> [Stored data]

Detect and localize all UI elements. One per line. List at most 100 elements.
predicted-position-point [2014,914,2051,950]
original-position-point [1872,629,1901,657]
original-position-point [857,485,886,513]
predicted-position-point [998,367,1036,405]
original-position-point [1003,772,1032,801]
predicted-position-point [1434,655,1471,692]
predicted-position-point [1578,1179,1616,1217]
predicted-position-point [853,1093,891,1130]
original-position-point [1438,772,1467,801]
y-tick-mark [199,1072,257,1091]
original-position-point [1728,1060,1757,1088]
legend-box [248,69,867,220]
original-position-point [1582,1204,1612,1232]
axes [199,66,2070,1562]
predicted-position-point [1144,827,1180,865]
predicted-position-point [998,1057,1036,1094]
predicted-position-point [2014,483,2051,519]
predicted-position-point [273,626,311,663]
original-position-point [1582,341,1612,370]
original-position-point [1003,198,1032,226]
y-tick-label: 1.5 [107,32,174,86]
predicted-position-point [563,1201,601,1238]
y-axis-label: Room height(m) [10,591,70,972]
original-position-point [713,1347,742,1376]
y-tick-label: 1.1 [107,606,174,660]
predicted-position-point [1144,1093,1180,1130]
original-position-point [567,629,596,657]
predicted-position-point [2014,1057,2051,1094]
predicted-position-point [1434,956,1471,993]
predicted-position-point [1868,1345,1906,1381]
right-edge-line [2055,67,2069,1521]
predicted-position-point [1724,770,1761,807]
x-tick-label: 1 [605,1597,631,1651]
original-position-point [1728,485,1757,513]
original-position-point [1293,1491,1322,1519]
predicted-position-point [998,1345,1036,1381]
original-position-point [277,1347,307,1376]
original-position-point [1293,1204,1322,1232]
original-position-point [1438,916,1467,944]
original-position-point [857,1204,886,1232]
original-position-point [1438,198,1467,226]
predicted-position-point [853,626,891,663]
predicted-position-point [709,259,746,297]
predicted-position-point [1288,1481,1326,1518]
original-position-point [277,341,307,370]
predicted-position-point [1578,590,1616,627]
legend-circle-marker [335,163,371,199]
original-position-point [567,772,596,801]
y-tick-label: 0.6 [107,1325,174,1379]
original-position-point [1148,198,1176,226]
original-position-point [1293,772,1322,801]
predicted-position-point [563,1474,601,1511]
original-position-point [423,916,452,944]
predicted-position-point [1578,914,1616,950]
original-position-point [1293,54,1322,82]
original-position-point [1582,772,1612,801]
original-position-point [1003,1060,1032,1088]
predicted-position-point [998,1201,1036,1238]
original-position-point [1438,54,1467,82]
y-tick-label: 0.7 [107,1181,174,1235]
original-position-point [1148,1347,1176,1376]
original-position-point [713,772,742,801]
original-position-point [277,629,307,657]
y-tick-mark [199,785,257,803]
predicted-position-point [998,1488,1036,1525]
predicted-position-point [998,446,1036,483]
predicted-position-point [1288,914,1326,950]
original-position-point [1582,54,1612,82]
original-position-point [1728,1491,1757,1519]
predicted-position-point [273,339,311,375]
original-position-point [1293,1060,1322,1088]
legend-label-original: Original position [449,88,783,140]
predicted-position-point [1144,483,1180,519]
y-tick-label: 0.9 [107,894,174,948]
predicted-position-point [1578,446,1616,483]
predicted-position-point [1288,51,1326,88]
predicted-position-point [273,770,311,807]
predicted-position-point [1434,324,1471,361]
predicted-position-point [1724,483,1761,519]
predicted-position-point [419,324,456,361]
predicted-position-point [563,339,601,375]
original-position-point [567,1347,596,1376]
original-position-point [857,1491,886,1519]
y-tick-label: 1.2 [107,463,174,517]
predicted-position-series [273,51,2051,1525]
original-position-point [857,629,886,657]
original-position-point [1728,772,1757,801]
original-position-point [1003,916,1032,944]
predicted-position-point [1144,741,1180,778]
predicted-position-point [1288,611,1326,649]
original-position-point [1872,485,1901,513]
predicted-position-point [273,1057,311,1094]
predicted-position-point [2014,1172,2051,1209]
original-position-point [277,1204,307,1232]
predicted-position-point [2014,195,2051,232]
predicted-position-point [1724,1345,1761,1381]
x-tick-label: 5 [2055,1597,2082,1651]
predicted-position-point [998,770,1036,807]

> [Exercise] List every row that contains the string "tick", treating uppercase and lowercase as different.

> [Response to this task]
y-tick-mark [199,1072,257,1091]
y-tick-label: 1.5 [107,32,174,86]
y-tick-label: 1.1 [107,606,174,660]
x-tick-label: 1 [605,1597,631,1651]
y-tick-label: 0.6 [107,1325,174,1379]
y-tick-label: 0.7 [107,1181,174,1235]
y-tick-mark [199,785,257,803]
y-tick-label: 0.9 [107,894,174,948]
y-tick-label: 1.2 [107,463,174,517]
x-tick-label: 5 [2055,1597,2082,1651]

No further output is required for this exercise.